Data records
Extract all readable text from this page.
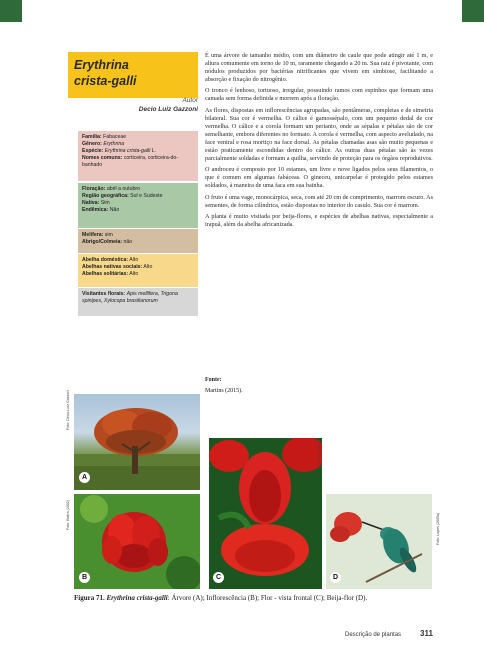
Erythrina
crista-galli
Autor
Decio Luiz Gazzoni
Família: Fabaceae
Gênero: Erythrina
Espécie: Erythrina crista-galli L.
Nomes comuns: corticeira, corticeira-do-banhado
Floração: abril a outubro
Região geográfica: Sul e Sudeste
Nativa: Sim
Endêmica: Não
Melífera: sim
Abrigo/Colmeia: não
Abelha doméstica: Alto
Abelhas nativas sociais: Alto
Abelhas solitárias: Alto
Visitantes florais: Apis mellifera, Trigona spinipes, Xylocopa brasilianorum

É uma árvore de tamanho médio, com um diâmetro de caule que pode atingir até 1 m, e altura comumente em torno de 10 m, raramente chegando a 20 m. Sua raiz é pivotante, com nódulos produzidos por bactérias nitrificantes que vivem em simbiose, facilitando a absorção e fixação do nitrogênio.

O tronco é lenhoso, tortuoso, irregular, possuindo ramos com espinhos que formam uma camada sem forma definida e morrem após a floração.

As flores, dispostas em inflorescências agrupadas, são pentâmeras, completas e de simetria bilateral. Sua cor é vermelha. O cálice é gamossépalo, com um pequeno dedal de cor vermelha. O cálice e a corola formam um perianto, onde as sépalas e pétalas são de cor semelhante, embora diferentes no formato. A corola é vermelha, com aspecto aveludado, na face ventral e rosa mortiço na face dorsal. As pétalas chamadas asas são muito pequenas e estão praticamente escondidas dentro do cálice. As outras duas pétalas são às vezes parcialmente soldadas e formam a quilha, servindo de proteção para os órgãos reprodutivos.

O androceu é composto por 10 estames, um livre e nove ligados pelos seus filamentos, o que é comum em algumas fabáceas. O gineceu, unicarpelar é protegido pelos estames soldados, à maneira de uma faca em sua bainha.

O fruto é uma vage, monocárpica, seca, com até 20 cm de comprimento, marrom escuro. As sementes, de forma cilíndrica, estão dispostas no interior do casulo. Sua cor é marrom.

A planta é muito visitada por beija-flores, e espécies de abelhas nativas, especialmente a irapuã, além da abelha africanizada.

Fonte:
Martins (2015).
A
Foto: Décio Luiz Gazzoni
B
Foto: Biafra (2002)
C
Foto: FAU (2009)
D
Foto: Lopes (2005a)
Figura 71. Erythrina crista-galli: Árvore (A); Inflorescência (B); Flor - vista frontal (C); Beija-flor (D).
Descrição de plantas 311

DIRECTIONS FOR THIS TASK: Work through the data and report how many of its lines hold the word "Foto", giving only the figure.

WRITTEN SOLUTION: 4